- [RECORD EXTRACTS]:

.....

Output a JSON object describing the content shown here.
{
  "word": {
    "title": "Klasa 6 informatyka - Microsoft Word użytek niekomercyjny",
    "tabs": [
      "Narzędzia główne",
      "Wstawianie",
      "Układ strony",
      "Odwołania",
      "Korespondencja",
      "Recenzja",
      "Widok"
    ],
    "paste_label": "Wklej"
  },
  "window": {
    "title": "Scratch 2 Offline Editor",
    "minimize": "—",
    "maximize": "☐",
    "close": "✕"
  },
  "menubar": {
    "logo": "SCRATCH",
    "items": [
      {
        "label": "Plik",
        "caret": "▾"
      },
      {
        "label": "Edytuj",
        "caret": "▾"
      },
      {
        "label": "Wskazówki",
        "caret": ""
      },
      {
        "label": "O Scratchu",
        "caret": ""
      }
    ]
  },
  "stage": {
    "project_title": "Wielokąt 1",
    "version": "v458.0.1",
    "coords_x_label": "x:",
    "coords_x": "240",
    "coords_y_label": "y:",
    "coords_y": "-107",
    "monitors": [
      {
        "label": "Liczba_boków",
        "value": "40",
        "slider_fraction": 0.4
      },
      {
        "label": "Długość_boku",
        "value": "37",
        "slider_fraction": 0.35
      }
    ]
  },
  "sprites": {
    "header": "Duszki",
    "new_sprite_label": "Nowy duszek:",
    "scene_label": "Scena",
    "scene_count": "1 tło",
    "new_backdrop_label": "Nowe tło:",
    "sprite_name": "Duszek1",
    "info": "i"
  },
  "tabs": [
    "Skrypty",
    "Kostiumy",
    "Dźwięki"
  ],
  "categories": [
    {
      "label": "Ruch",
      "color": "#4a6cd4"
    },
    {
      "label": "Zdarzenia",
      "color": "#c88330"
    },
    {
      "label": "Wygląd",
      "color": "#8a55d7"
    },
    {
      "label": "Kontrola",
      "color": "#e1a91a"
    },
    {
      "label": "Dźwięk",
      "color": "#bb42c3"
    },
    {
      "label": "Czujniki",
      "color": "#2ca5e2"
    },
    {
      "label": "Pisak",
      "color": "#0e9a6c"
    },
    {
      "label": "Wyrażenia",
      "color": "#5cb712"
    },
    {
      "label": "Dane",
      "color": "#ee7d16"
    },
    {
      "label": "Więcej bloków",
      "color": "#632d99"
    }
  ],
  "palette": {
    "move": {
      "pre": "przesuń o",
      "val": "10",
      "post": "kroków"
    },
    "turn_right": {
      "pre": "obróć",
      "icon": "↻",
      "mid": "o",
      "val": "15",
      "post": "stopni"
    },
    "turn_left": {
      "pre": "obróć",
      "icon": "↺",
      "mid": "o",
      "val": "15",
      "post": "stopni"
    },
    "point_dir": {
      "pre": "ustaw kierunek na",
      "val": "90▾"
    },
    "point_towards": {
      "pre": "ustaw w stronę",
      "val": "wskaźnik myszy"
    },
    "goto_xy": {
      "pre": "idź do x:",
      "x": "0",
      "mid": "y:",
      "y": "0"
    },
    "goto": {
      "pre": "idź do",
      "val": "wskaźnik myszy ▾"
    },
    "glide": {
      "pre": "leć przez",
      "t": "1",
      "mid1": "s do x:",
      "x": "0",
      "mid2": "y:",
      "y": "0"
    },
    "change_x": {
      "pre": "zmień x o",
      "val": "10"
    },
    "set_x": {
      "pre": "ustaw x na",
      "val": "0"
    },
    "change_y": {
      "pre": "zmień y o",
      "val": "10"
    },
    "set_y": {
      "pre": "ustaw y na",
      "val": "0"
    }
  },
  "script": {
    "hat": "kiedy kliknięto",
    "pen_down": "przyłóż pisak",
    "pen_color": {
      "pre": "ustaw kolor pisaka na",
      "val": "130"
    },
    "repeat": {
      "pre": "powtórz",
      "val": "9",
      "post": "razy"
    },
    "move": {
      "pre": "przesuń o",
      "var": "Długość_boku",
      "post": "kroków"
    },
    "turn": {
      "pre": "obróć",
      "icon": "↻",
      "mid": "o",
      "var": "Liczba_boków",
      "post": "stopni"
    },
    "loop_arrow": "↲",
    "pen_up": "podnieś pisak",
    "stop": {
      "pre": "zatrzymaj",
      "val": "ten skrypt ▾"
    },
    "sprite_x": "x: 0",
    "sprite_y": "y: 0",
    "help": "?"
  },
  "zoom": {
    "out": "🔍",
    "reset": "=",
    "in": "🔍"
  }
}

.....

- [GIVEN REQUEST]:
Find the word "ustaw" and list each line it appears in.

- [TASK SOLUTION]:
      "pre": "ustaw kierunek na",
      "pre": "ustaw w stronę",
      "pre": "ustaw x na",
      "pre": "ustaw y na",
      "pre": "ustaw kolor pisaka na",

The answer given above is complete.